> **Provided data**

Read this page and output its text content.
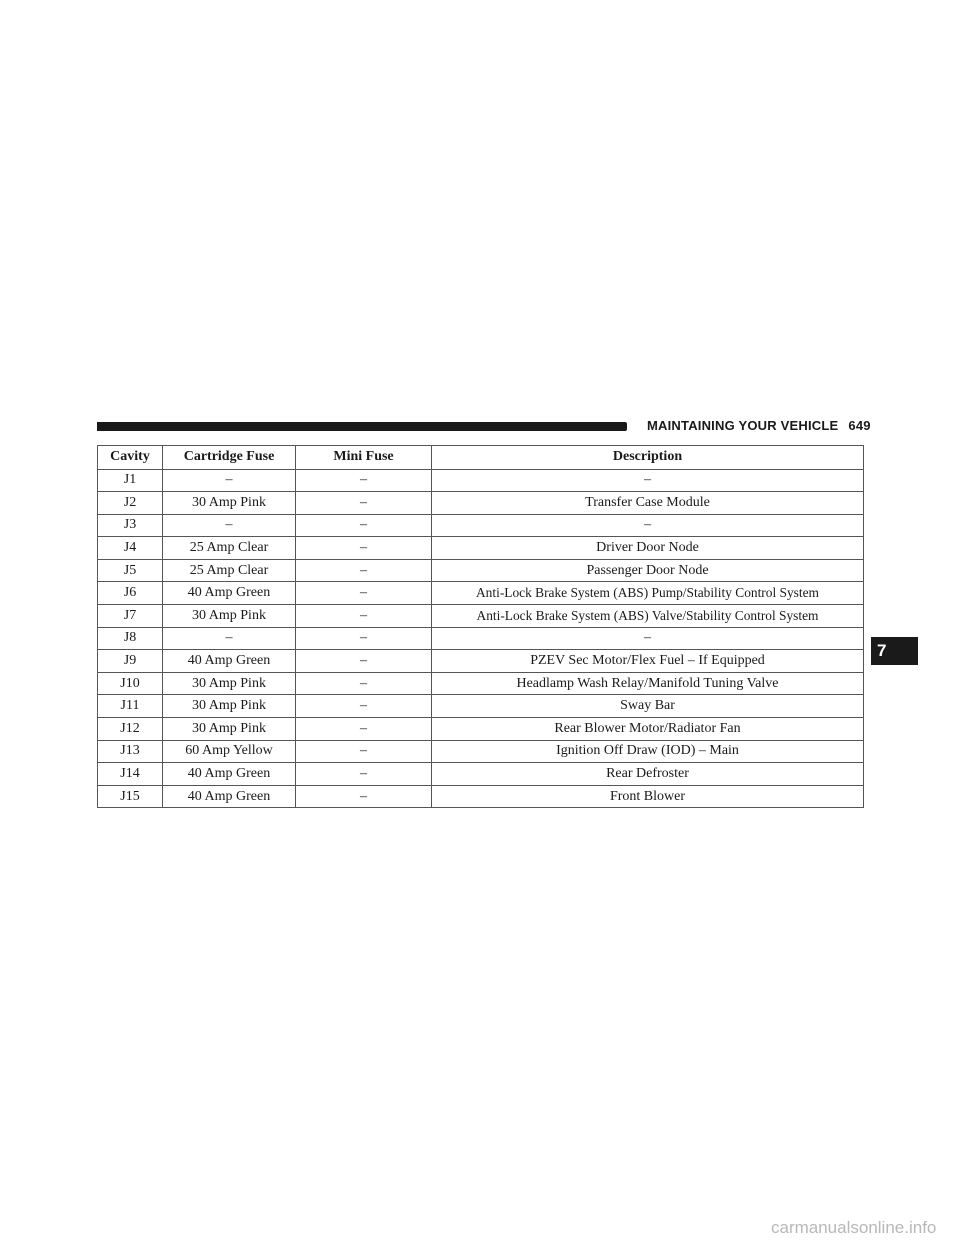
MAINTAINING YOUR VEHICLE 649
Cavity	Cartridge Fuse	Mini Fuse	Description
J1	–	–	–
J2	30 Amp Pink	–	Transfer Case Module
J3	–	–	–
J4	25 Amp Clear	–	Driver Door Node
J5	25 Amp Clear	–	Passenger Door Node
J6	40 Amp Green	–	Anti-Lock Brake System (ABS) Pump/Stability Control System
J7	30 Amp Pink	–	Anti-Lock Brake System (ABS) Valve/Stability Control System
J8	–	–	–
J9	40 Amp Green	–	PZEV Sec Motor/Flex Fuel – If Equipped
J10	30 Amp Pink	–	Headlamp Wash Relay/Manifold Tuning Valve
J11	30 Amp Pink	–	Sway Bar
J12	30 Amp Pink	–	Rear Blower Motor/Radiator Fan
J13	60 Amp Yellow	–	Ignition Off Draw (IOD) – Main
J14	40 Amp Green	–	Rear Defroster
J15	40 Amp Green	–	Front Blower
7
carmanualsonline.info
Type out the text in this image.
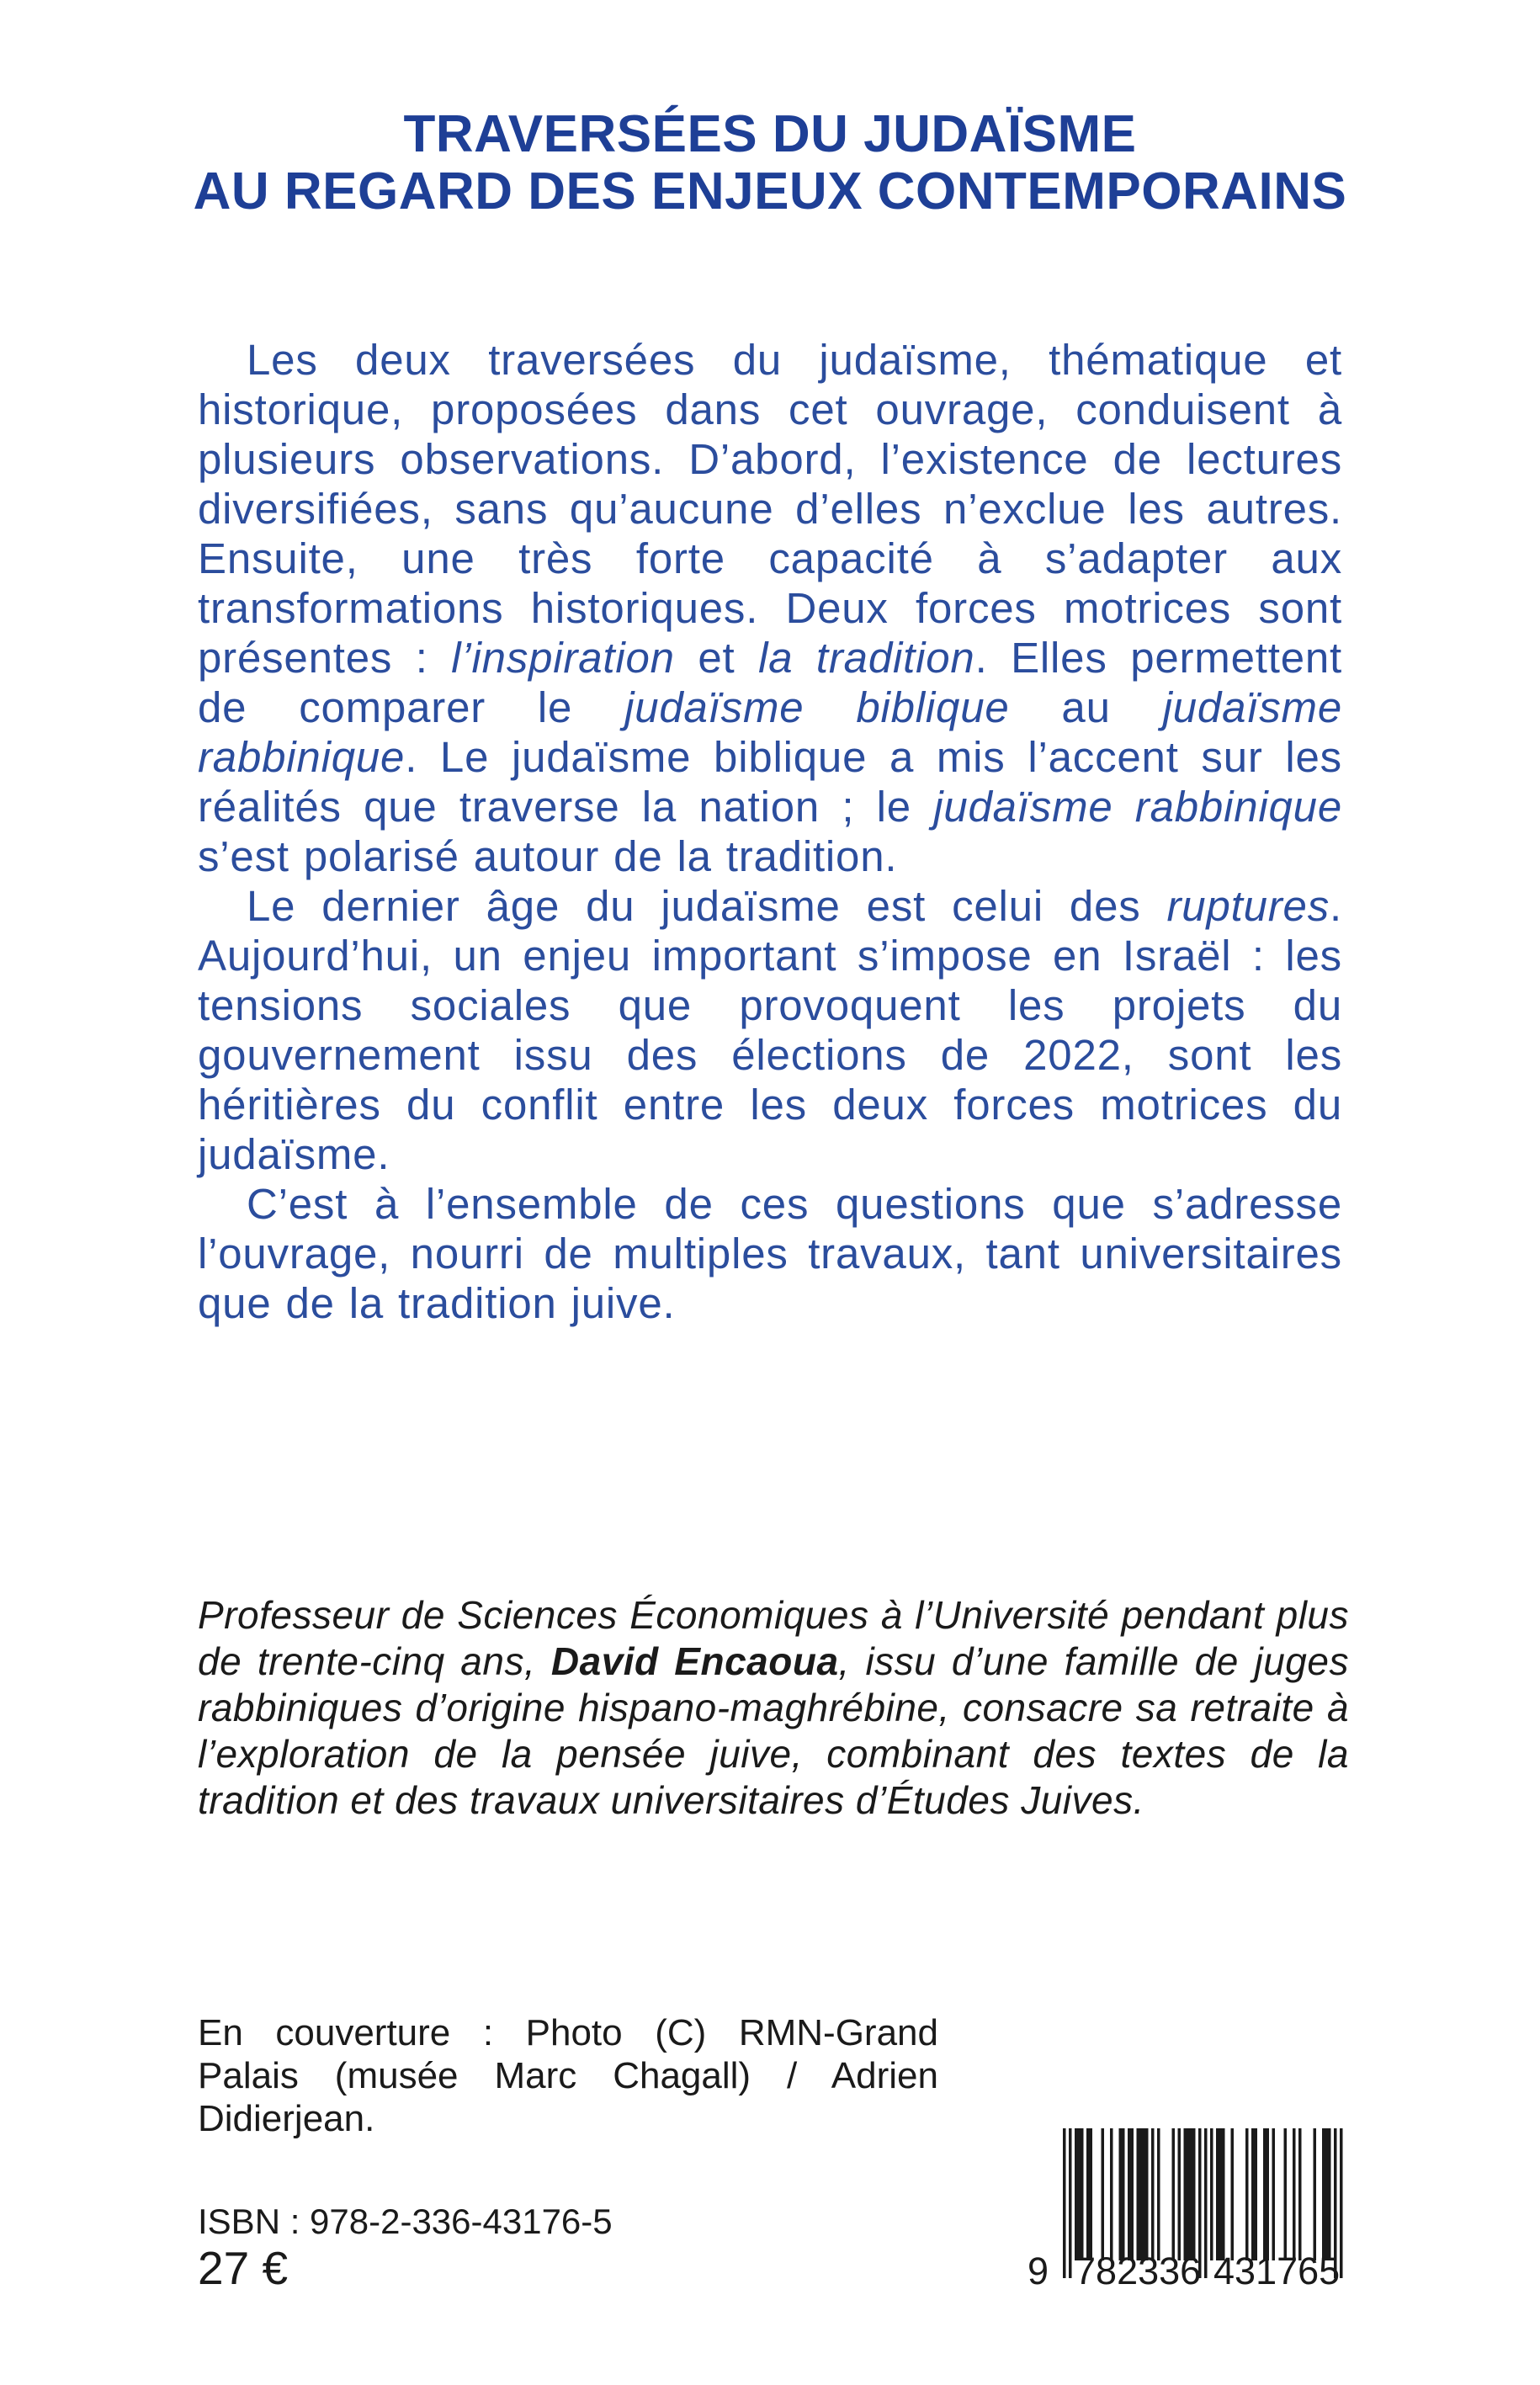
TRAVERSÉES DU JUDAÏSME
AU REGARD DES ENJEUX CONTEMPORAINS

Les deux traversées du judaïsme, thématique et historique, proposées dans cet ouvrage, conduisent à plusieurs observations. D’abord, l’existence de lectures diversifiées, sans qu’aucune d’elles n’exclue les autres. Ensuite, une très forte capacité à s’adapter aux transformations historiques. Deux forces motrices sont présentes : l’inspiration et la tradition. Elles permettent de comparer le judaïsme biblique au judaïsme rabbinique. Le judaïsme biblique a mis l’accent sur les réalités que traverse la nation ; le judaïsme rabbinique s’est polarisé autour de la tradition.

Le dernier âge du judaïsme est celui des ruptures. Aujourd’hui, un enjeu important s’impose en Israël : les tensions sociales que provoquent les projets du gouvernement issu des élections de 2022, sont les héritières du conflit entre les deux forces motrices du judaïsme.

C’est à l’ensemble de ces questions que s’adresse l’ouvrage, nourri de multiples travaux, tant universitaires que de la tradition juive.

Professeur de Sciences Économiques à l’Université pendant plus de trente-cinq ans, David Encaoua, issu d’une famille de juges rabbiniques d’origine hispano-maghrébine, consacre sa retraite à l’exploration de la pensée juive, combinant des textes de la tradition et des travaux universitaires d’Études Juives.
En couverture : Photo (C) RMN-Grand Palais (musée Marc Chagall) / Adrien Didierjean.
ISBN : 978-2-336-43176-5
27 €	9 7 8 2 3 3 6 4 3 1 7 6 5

> **What you have to do**
Search the data for "juive" and list every line in which it occurs.

> **Task answer**
C’est à l’ensemble de ces questions que s’adresse l’ouvrage, nourri de multiples travaux, tant universitaires que de la tradition juive.
Professeur de Sciences Économiques à l’Université pendant plus de trente-cinq ans, David Encaoua, issu d’une famille de juges rabbiniques d’origine hispano-maghrébine, consacre sa retraite à l’exploration de la pensée juive, combinant des textes de la tradition et des travaux universitaires d’Études Juives.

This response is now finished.